• _Passage for review_
• • •
Conservative public interest groups like the Center for Individual Rights—a civil rights counterpart to Jay Sekulow’s religion-based outfit—had been scouring the country to find the right places to challenge racial preferences. The stark numbers at Michigan made the school an inviting target, as did the availability of sympathetic plaintiffs.

Barbara Grutter was one of nine children of a minister in the Calvinist Christian Reformed Church. When her own children were small, she ran a medical consulting business out of her house, and eventually decided to apply to the University of Michigan Law School, which had a joint program in her field, health care management, and law. She had a 3.8 grade-point average from her under-graduate days at Michigan State and scored 161 on the LSAT. A black student with those grades and scores would certainly have been admitted to the law school, but Grutter was placed on the waiting list and then rejected. Jennifer Gratz, also white, was similarly well qualified for admission to Michigan’s undergraduate program and was also placed on the waiting list and then rejected. Both women filed their lawsuits in late 1997, and then began their long march through the federal trial and appellate courts.
• • •
• _Record extracts_
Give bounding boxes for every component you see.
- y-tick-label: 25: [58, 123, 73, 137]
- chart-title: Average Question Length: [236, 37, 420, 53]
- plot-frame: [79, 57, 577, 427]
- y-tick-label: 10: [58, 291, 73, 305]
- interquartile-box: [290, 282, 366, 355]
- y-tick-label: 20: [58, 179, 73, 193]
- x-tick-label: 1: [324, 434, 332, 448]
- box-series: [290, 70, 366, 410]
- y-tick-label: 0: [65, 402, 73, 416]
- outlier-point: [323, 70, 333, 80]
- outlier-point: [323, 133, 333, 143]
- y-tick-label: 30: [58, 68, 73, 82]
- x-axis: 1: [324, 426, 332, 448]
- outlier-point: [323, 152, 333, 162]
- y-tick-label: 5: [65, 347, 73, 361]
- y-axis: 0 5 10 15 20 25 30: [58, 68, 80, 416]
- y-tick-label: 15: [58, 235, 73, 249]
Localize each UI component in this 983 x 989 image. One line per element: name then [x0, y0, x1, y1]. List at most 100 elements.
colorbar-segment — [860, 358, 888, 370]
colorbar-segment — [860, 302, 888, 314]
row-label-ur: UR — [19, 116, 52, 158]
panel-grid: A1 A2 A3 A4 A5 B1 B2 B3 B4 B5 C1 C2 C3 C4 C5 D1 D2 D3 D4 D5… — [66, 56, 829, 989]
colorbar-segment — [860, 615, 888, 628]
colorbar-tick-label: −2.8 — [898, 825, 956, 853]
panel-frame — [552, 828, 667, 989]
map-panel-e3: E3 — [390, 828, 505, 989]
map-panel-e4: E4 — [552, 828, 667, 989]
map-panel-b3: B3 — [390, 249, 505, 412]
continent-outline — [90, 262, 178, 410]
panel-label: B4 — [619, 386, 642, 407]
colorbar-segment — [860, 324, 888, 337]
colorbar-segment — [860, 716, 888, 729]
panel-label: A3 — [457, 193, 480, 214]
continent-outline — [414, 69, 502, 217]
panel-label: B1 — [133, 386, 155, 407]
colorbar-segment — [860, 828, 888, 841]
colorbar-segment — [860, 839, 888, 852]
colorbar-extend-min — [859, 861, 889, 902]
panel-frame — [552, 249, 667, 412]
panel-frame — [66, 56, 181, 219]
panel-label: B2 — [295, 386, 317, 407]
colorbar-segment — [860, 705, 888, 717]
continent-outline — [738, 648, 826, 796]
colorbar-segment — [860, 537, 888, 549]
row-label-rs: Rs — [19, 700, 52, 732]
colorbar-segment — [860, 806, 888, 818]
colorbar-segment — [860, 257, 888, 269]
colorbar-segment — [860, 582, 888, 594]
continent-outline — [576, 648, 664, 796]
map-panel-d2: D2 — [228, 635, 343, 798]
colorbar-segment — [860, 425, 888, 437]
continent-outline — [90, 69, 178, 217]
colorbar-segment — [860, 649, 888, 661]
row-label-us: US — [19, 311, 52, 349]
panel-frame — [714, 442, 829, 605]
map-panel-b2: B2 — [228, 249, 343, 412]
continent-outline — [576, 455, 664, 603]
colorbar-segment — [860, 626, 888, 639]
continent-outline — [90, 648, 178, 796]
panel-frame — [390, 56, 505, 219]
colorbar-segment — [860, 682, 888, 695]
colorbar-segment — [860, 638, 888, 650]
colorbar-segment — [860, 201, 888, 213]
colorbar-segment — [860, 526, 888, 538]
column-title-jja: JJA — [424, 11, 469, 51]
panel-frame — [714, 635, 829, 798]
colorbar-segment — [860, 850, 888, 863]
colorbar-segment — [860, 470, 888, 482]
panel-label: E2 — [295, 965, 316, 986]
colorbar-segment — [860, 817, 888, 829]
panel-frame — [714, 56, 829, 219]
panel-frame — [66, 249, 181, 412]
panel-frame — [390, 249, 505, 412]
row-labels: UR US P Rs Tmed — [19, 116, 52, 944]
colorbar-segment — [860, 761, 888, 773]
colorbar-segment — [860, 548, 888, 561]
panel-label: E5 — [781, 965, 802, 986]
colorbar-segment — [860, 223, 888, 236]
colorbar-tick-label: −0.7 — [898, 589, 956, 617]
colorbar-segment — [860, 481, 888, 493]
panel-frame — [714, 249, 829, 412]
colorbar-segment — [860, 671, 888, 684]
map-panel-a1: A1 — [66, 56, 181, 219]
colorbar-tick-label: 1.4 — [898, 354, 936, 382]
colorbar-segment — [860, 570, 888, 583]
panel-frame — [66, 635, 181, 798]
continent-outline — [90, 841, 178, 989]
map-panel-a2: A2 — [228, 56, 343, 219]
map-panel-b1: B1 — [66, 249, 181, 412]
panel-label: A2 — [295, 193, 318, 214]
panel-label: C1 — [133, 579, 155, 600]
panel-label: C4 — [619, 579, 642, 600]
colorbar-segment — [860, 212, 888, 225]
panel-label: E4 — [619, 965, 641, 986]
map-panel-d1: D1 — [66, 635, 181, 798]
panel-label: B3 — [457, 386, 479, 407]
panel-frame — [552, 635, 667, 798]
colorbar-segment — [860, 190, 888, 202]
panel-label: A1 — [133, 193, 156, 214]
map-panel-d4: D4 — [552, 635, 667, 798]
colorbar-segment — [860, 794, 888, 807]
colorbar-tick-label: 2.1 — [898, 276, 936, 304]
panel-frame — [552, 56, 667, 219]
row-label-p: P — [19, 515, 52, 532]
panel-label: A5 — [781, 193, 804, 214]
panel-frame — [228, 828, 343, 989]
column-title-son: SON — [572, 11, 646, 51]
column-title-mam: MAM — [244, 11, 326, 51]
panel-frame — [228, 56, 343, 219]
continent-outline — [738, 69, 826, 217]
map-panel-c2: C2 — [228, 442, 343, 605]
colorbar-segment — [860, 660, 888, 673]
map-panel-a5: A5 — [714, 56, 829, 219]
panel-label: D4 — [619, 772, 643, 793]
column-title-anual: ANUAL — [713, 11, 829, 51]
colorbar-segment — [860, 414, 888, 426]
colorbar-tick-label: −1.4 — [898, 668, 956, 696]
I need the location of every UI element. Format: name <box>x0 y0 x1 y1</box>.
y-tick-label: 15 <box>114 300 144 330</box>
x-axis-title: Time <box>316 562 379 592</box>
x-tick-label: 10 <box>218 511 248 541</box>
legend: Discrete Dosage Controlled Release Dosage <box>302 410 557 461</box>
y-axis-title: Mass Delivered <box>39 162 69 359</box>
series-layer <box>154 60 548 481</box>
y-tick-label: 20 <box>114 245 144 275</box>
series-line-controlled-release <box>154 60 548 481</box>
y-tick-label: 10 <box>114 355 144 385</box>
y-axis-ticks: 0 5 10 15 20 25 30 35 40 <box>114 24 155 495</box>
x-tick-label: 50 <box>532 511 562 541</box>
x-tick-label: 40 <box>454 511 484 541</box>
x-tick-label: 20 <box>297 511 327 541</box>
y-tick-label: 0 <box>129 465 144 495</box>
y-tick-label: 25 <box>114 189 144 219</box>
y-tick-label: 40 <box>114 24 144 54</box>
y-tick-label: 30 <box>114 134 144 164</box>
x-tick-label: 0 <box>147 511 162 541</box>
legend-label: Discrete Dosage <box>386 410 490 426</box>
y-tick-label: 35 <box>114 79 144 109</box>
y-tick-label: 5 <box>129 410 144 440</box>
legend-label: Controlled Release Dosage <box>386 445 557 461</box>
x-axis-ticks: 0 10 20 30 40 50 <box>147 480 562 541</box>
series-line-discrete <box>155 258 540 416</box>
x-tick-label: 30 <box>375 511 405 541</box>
• • •
• _Instructions for the task_
Please extend the passage about the Michigan admissions lawsuits, picking up right after its last sentence. The items above are separate material and have no connection to the passage about the Michigan admissions lawsuits.

• _Task output_
From the start, both cases—Grutter v. Bollinger and Gratz v. Bollinger—were causes célèbres. (Lee C. Bollinger was then president of the University of Michigan.) By some reckonings, the Court was moving in the direction of striking down all racial preferences, and the Michigan cases appeared to be nearly ideal vehicles for supporting that position. O’Connor herself seemed to be inching rightward on the issue, most notably in her opinion for the Court in Adarand Constructors, Inc. v. Pena, in 1995. There she reversed a lower court ruling that upheld a federal affirmative action program for minority contractors, but she saw no reason to rule on every affirmative action program in the context of that single case; still, the judicial momentum, as well as the rhetorical energy, seemed to belong to the opponents of such programs. As Scalia put it, in a concurring opinion in Adarand, “In the eyes of the government, we are just one race here. It is American.” In 1996, the Fifth Circuit struck down the use of affirmative action in admissions at the University of Texas—a prelude, many thought, to the same decision on a nationwide basis by the Supreme Court. The justices denied cert in the Texas case.

At that point, though, an unlikely savior of the Michigan program, and all affirmative action, stepped forward—and he happened to be the most famous Wolverine in the country.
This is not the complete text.